*YOUR TASK*. Go over the data and keep only the lines that include "JSON".

┌────────

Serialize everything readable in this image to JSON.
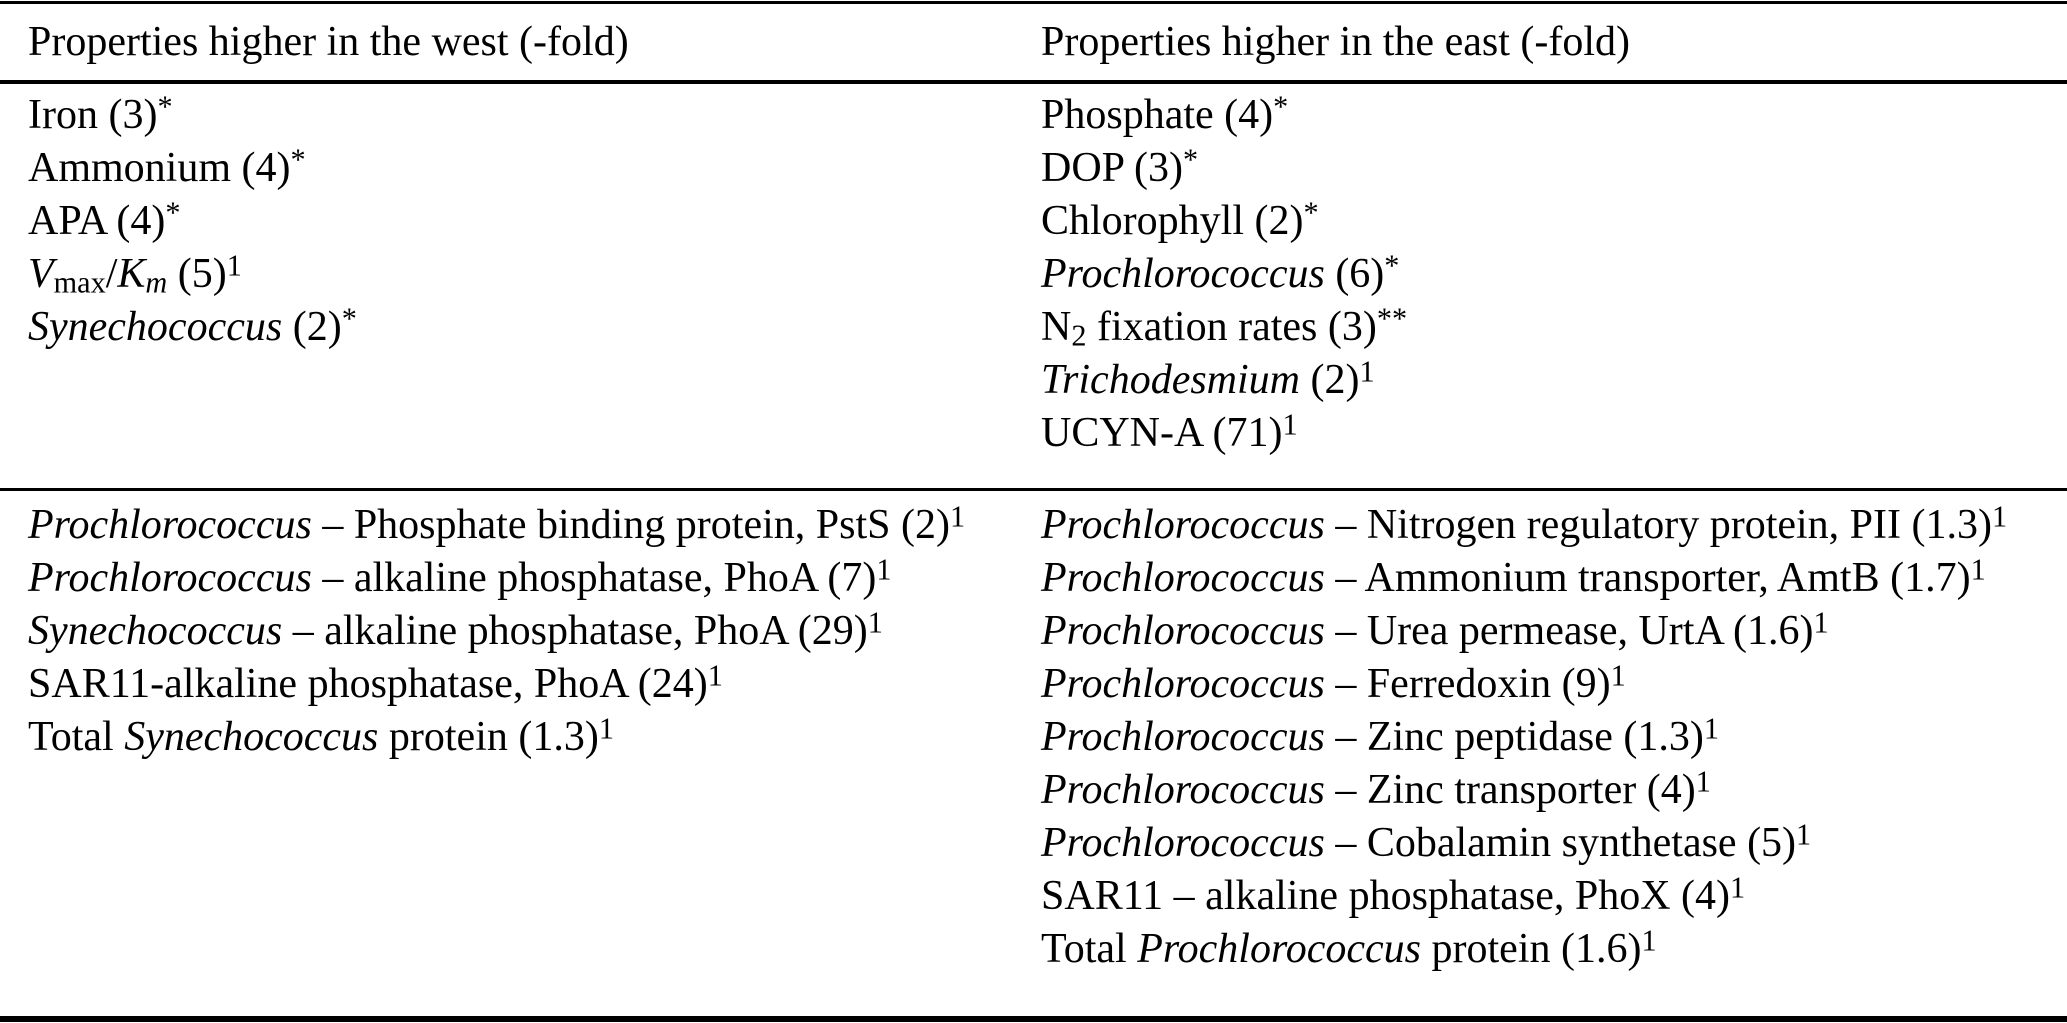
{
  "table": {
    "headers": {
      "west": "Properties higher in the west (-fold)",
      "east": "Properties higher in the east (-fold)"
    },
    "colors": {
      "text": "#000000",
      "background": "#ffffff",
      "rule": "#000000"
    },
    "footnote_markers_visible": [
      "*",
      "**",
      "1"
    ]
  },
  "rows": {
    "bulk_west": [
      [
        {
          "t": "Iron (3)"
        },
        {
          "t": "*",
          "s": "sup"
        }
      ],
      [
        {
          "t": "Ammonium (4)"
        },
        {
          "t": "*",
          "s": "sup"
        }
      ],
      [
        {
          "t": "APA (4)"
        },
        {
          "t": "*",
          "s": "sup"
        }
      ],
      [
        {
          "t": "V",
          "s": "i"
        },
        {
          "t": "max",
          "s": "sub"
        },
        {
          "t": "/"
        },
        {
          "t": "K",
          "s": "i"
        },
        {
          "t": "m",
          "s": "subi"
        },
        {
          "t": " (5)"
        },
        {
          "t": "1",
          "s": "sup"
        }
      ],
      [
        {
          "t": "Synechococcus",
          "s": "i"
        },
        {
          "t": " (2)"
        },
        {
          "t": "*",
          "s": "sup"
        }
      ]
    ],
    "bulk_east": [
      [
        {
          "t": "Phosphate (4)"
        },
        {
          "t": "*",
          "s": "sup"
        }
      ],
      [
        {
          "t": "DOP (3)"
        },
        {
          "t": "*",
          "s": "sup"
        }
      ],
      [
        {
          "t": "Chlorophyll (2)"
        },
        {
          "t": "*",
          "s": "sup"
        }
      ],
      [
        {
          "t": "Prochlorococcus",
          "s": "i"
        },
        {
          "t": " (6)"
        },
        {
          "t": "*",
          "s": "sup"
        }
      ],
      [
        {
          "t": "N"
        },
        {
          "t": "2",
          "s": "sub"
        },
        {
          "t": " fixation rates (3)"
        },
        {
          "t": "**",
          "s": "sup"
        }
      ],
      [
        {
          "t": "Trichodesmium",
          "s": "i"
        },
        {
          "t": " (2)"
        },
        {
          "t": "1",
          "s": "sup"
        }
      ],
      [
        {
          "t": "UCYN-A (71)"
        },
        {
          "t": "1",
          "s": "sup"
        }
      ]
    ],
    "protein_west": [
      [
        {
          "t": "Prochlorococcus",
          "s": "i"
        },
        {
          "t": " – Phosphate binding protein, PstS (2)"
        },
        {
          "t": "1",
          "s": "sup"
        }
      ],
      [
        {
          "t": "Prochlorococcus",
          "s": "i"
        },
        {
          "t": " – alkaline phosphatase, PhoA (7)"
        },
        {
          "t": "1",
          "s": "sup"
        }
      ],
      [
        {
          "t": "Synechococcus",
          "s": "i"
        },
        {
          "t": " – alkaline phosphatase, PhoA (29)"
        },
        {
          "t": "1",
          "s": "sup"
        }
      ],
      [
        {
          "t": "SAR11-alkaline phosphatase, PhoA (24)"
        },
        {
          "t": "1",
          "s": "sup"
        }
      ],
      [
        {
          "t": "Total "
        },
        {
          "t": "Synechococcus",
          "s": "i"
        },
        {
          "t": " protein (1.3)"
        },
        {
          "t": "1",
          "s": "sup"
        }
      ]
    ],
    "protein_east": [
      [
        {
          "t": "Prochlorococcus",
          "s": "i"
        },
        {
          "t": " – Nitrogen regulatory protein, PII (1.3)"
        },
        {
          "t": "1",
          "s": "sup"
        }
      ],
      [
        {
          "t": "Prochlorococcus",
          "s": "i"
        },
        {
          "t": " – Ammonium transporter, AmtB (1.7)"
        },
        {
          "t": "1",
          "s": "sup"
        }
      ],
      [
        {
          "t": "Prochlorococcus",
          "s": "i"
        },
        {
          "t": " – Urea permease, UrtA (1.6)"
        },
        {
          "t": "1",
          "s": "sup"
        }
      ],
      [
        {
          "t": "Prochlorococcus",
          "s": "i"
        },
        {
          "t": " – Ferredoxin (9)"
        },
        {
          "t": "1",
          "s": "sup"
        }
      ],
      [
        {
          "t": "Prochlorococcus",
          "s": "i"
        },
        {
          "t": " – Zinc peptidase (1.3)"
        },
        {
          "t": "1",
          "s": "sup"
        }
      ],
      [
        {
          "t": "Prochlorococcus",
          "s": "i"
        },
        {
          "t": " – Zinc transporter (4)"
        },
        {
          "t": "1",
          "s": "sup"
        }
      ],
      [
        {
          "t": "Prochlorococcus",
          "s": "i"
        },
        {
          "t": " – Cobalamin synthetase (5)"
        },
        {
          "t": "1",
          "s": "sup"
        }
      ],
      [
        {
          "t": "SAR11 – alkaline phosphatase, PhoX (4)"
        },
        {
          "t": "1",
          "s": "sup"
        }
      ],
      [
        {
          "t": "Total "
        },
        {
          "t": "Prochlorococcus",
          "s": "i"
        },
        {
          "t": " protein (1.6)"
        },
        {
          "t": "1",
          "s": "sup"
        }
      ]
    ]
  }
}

└────────
┌────────

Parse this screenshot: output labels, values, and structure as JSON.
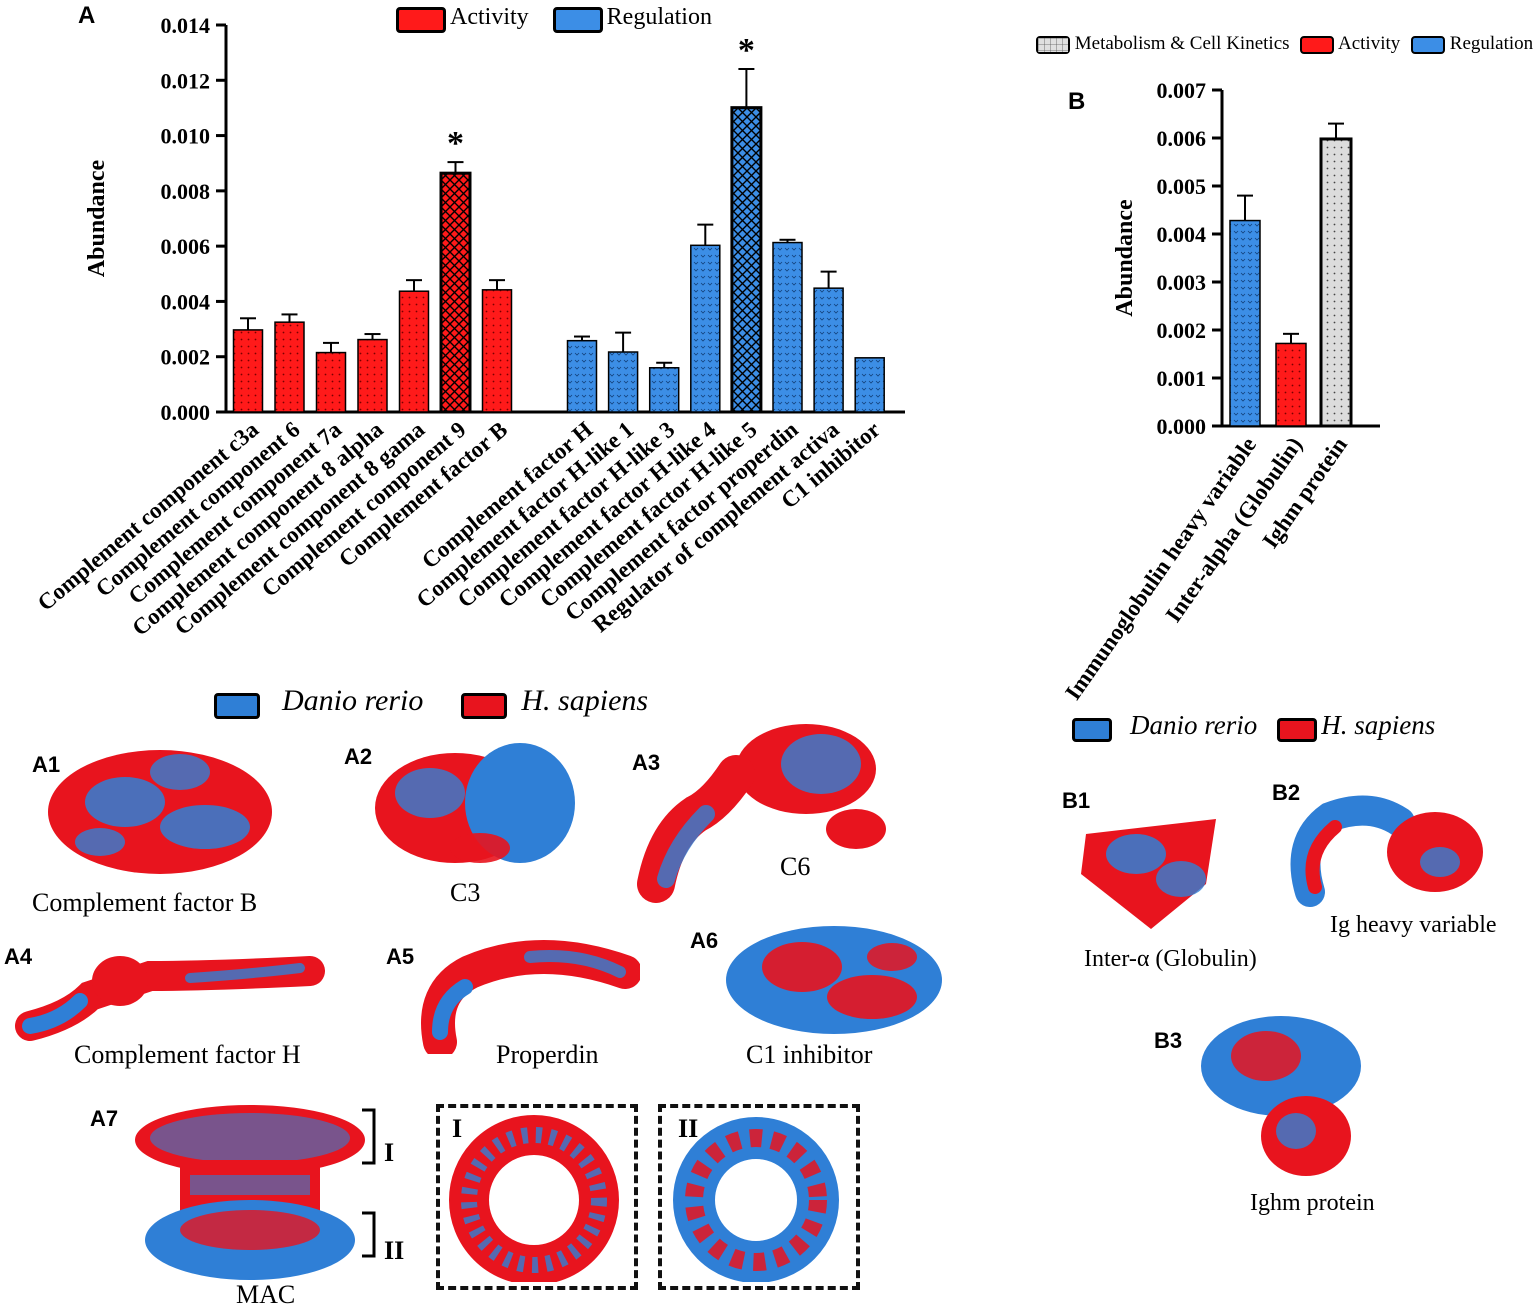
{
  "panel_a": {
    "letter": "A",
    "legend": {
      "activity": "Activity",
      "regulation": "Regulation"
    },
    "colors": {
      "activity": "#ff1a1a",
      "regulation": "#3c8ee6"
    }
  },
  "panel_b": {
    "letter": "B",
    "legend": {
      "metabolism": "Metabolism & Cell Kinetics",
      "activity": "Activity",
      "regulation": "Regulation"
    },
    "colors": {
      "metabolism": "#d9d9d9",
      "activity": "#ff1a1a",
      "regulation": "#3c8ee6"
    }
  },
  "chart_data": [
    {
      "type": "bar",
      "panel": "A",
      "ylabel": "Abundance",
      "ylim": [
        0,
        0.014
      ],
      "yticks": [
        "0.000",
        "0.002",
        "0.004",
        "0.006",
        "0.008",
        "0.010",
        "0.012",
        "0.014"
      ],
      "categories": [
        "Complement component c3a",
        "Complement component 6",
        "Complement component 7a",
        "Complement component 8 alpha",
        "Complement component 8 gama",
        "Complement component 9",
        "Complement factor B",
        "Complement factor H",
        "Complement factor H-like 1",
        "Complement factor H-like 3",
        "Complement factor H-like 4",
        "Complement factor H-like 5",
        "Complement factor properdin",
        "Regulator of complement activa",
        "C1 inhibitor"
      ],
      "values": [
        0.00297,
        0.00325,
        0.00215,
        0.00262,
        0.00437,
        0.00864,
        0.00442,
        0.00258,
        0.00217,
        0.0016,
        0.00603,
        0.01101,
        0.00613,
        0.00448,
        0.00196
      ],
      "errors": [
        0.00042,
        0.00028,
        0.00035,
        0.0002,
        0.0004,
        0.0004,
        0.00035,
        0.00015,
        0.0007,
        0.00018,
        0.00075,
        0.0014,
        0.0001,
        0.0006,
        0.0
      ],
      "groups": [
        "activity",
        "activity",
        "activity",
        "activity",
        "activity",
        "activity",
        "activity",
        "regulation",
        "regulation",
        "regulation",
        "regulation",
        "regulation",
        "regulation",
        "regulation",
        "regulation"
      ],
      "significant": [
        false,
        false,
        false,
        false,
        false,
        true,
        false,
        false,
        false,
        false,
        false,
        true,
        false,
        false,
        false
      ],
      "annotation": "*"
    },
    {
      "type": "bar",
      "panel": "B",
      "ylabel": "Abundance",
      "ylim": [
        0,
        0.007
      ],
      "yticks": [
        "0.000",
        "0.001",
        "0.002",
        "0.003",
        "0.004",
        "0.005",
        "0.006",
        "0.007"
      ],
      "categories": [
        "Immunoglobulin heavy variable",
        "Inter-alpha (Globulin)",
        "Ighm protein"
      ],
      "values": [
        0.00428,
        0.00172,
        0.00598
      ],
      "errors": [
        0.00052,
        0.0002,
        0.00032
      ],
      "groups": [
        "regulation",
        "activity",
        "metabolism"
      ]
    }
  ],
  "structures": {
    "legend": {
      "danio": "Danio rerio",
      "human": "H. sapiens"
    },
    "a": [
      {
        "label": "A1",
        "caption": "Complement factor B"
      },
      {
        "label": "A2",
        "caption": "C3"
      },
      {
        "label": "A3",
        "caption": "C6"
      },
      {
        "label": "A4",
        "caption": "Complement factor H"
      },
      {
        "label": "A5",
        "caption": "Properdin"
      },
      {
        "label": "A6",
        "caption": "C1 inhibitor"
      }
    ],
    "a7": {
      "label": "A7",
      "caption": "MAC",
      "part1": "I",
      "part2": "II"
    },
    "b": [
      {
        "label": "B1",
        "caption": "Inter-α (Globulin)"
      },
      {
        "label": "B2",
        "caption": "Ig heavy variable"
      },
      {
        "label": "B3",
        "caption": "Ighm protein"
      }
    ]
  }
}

└────────

*EXPECTED OUTPUT*.
Serialize everything readable in this image to JSON.
Parse this screenshot: output labels, values, and structure as JSON.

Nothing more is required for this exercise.